• **WRITTEN EXERCISE**: The entries below should be transcribed in their entirety, exactly as written.

## Start INPUT DATA

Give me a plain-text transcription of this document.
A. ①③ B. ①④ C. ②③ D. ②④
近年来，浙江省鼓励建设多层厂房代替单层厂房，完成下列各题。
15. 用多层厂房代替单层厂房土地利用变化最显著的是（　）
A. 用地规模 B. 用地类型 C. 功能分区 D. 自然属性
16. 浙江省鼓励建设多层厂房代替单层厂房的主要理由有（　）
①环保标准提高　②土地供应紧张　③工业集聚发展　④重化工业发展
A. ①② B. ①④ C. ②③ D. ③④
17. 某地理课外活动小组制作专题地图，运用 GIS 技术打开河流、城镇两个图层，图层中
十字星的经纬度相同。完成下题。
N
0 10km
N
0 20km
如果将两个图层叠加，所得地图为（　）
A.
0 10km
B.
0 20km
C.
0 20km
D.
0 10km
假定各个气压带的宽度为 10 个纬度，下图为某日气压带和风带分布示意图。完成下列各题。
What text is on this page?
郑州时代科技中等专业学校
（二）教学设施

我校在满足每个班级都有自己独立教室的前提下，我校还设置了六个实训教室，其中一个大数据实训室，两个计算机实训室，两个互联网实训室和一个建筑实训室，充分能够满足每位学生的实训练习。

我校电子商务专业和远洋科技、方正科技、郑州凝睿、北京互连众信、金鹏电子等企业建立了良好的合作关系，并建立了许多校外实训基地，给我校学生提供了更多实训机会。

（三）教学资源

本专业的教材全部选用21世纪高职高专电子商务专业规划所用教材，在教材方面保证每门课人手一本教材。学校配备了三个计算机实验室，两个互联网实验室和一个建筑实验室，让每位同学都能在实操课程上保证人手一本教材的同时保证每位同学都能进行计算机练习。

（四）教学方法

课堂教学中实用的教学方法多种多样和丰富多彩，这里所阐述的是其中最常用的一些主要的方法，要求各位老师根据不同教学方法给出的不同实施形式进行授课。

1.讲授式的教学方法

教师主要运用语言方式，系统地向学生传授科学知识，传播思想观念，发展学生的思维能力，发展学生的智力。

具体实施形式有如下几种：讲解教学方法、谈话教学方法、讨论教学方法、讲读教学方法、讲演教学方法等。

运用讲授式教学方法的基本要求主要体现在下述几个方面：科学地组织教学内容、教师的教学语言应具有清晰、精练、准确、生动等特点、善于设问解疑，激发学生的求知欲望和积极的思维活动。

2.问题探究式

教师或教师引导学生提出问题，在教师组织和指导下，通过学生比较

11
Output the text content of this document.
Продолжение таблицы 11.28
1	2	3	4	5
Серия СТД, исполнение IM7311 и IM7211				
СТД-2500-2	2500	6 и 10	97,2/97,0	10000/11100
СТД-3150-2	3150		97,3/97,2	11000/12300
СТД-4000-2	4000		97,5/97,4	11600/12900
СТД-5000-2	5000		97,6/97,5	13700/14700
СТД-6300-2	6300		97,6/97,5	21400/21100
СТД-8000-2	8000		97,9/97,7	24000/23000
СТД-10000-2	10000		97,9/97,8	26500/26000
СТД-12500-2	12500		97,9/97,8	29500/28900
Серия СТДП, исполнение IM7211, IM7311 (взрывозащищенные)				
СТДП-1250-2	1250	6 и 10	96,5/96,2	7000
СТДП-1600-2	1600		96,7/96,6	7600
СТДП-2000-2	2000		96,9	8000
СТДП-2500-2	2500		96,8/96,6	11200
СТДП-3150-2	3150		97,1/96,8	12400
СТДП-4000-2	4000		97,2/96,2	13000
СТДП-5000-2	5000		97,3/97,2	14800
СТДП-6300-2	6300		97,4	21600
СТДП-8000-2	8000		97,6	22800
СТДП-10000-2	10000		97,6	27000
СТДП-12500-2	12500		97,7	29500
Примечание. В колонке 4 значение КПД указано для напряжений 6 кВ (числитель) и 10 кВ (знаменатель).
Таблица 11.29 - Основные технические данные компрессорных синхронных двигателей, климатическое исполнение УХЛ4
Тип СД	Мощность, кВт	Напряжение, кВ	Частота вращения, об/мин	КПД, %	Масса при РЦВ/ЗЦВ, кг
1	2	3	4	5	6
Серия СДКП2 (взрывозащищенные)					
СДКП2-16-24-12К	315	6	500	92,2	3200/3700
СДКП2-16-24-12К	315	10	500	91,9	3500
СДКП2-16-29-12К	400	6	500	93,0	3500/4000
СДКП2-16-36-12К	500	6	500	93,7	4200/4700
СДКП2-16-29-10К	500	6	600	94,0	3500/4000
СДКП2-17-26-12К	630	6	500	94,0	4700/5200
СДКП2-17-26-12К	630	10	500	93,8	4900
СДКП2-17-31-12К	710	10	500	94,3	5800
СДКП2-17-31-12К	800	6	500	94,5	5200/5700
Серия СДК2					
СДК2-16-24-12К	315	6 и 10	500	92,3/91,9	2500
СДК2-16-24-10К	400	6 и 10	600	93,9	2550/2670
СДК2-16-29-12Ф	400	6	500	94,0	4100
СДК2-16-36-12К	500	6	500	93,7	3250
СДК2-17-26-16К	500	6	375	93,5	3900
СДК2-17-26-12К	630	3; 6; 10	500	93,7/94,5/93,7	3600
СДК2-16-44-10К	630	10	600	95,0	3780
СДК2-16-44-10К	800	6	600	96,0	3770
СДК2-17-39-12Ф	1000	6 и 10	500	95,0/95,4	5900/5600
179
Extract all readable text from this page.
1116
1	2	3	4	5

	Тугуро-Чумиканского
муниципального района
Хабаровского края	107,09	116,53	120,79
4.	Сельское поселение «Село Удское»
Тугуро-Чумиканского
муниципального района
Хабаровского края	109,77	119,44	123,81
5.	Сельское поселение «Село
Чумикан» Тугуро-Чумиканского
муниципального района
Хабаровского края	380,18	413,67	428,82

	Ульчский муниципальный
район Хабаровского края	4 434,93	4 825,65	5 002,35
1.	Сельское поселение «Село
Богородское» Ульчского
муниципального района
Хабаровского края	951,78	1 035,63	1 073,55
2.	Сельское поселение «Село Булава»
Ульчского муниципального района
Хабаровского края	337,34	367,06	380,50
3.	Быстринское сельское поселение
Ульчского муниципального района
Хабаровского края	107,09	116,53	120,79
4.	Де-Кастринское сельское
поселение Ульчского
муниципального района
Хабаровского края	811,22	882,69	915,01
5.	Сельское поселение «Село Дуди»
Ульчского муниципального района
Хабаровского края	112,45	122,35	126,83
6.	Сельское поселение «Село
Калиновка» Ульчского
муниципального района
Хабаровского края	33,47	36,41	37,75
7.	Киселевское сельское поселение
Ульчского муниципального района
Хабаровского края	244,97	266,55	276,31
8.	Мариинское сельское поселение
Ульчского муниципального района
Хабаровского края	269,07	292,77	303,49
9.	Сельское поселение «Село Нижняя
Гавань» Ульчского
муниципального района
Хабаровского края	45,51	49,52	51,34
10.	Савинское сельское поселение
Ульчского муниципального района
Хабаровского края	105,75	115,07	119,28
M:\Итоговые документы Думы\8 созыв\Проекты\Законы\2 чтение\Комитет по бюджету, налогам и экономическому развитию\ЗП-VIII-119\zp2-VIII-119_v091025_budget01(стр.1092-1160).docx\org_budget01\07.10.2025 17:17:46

## End INPUT DATA

• **WRITTEN SOLUTION**:
Give me a plain-text transcription of this document.
A. ①③ B. ①④ C. ②③ D. ②④
近年来，浙江省鼓励建设多层厂房代替单层厂房，完成下列各题。
15. 用多层厂房代替单层厂房土地利用变化最显著的是（　）
A. 用地规模 B. 用地类型 C. 功能分区 D. 自然属性
16. 浙江省鼓励建设多层厂房代替单层厂房的主要理由有（　）
①环保标准提高　②土地供应紧张　③工业集聚发展　④重化工业发展
A. ①② B. ①④ C. ②③ D. ③④
17. 某地理课外活动小组制作专题地图，运用 GIS 技术打开河流、城镇两个图层，图层中
十字星的经纬度相同。完成下题。
N
0 10km
N
0 20km
如果将两个图层叠加，所得地图为（　）
A.
0 10km
B.
0 20km
C.
0 20km
D.
0 10km
假定各个气压带的宽度为 10 个纬度，下图为某日气压带和风带分布示意图。完成下列各题。
What text is on this page?
郑州时代科技中等专业学校
（二）教学设施

我校在满足每个班级都有自己独立教室的前提下，我校还设置了六个实训教室，其中一个大数据实训室，两个计算机实训室，两个互联网实训室和一个建筑实训室，充分能够满足每位学生的实训练习。

我校电子商务专业和远洋科技、方正科技、郑州凝睿、北京互连众信、金鹏电子等企业建立了良好的合作关系，并建立了许多校外实训基地，给我校学生提供了更多实训机会。

（三）教学资源

本专业的教材全部选用21世纪高职高专电子商务专业规划所用教材，在教材方面保证每门课人手一本教材。学校配备了三个计算机实验室，两个互联网实验室和一个建筑实验室，让每位同学都能在实操课程上保证人手一本教材的同时保证每位同学都能进行计算机练习。

（四）教学方法

课堂教学中实用的教学方法多种多样和丰富多彩，这里所阐述的是其中最常用的一些主要的方法，要求各位老师根据不同教学方法给出的不同实施形式进行授课。

1.讲授式的教学方法

教师主要运用语言方式，系统地向学生传授科学知识，传播思想观念，发展学生的思维能力，发展学生的智力。

具体实施形式有如下几种：讲解教学方法、谈话教学方法、讨论教学方法、讲读教学方法、讲演教学方法等。

运用讲授式教学方法的基本要求主要体现在下述几个方面：科学地组织教学内容、教师的教学语言应具有清晰、精练、准确、生动等特点、善于设问解疑，激发学生的求知欲望和积极的思维活动。

2.问题探究式

教师或教师引导学生提出问题，在教师组织和指导下，通过学生比较

11
Output the text content of this document.
Продолжение таблицы 11.28
1	2	3	4	5
Серия СТД, исполнение IM7311 и IM7211				
СТД-2500-2	2500	6 и 10	97,2/97,0	10000/11100
СТД-3150-2	3150		97,3/97,2	11000/12300
СТД-4000-2	4000		97,5/97,4	11600/12900
СТД-5000-2	5000		97,6/97,5	13700/14700
СТД-6300-2	6300		97,6/97,5	21400/21100
СТД-8000-2	8000		97,9/97,7	24000/23000
СТД-10000-2	10000		97,9/97,8	26500/26000
СТД-12500-2	12500		97,9/97,8	29500/28900
Серия СТДП, исполнение IM7211, IM7311 (взрывозащищенные)				
СТДП-1250-2	1250	6 и 10	96,5/96,2	7000
СТДП-1600-2	1600		96,7/96,6	7600
СТДП-2000-2	2000		96,9	8000
СТДП-2500-2	2500		96,8/96,6	11200
СТДП-3150-2	3150		97,1/96,8	12400
СТДП-4000-2	4000		97,2/96,2	13000
СТДП-5000-2	5000		97,3/97,2	14800
СТДП-6300-2	6300		97,4	21600
СТДП-8000-2	8000		97,6	22800
СТДП-10000-2	10000		97,6	27000
СТДП-12500-2	12500		97,7	29500
Примечание. В колонке 4 значение КПД указано для напряжений 6 кВ (числитель) и 10 кВ (знаменатель).
Таблица 11.29 - Основные технические данные компрессорных синхронных двигателей, климатическое исполнение УХЛ4
Тип СД	Мощность, кВт	Напряжение, кВ	Частота вращения, об/мин	КПД, %	Масса при РЦВ/ЗЦВ, кг
1	2	3	4	5	6
Серия СДКП2 (взрывозащищенные)					
СДКП2-16-24-12К	315	6	500	92,2	3200/3700
СДКП2-16-24-12К	315	10	500	91,9	3500
СДКП2-16-29-12К	400	6	500	93,0	3500/4000
СДКП2-16-36-12К	500	6	500	93,7	4200/4700
СДКП2-16-29-10К	500	6	600	94,0	3500/4000
СДКП2-17-26-12К	630	6	500	94,0	4700/5200
СДКП2-17-26-12К	630	10	500	93,8	4900
СДКП2-17-31-12К	710	10	500	94,3	5800
СДКП2-17-31-12К	800	6	500	94,5	5200/5700
Серия СДК2					
СДК2-16-24-12К	315	6 и 10	500	92,3/91,9	2500
СДК2-16-24-10К	400	6 и 10	600	93,9	2550/2670
СДК2-16-29-12Ф	400	6	500	94,0	4100
СДК2-16-36-12К	500	6	500	93,7	3250
СДК2-17-26-16К	500	6	375	93,5	3900
СДК2-17-26-12К	630	3; 6; 10	500	93,7/94,5/93,7	3600
СДК2-16-44-10К	630	10	600	95,0	3780
СДК2-16-44-10К	800	6	600	96,0	3770
СДК2-17-39-12Ф	1000	6 и 10	500	95,0/95,4	5900/5600
179
Extract all readable text from this page.
1116
1	2	3	4	5

	Тугуро-Чумиканского
муниципального района
Хабаровского края	107,09	116,53	120,79
4.	Сельское поселение «Село Удское»
Тугуро-Чумиканского
муниципального района
Хабаровского края	109,77	119,44	123,81
5.	Сельское поселение «Село
Чумикан» Тугуро-Чумиканского
муниципального района
Хабаровского края	380,18	413,67	428,82

	Ульчский муниципальный
район Хабаровского края	4 434,93	4 825,65	5 002,35
1.	Сельское поселение «Село
Богородское» Ульчского
муниципального района
Хабаровского края	951,78	1 035,63	1 073,55
2.	Сельское поселение «Село Булава»
Ульчского муниципального района
Хабаровского края	337,34	367,06	380,50
3.	Быстринское сельское поселение
Ульчского муниципального района
Хабаровского края	107,09	116,53	120,79
4.	Де-Кастринское сельское
поселение Ульчского
муниципального района
Хабаровского края	811,22	882,69	915,01
5.	Сельское поселение «Село Дуди»
Ульчского муниципального района
Хабаровского края	112,45	122,35	126,83
6.	Сельское поселение «Село
Калиновка» Ульчского
муниципального района
Хабаровского края	33,47	36,41	37,75
7.	Киселевское сельское поселение
Ульчского муниципального района
Хабаровского края	244,97	266,55	276,31
8.	Мариинское сельское поселение
Ульчского муниципального района
Хабаровского края	269,07	292,77	303,49
9.	Сельское поселение «Село Нижняя
Гавань» Ульчского
муниципального района
Хабаровского края	45,51	49,52	51,34
10.	Савинское сельское поселение
Ульчского муниципального района
Хабаровского края	105,75	115,07	119,28
M:\Итоговые документы Думы\8 созыв\Проекты\Законы\2 чтение\Комитет по бюджету, налогам и экономическому развитию\ЗП-VIII-119\zp2-VIII-119_v091025_budget01(стр.1092-1160).docx\org_budget01\07.10.2025 17:17:46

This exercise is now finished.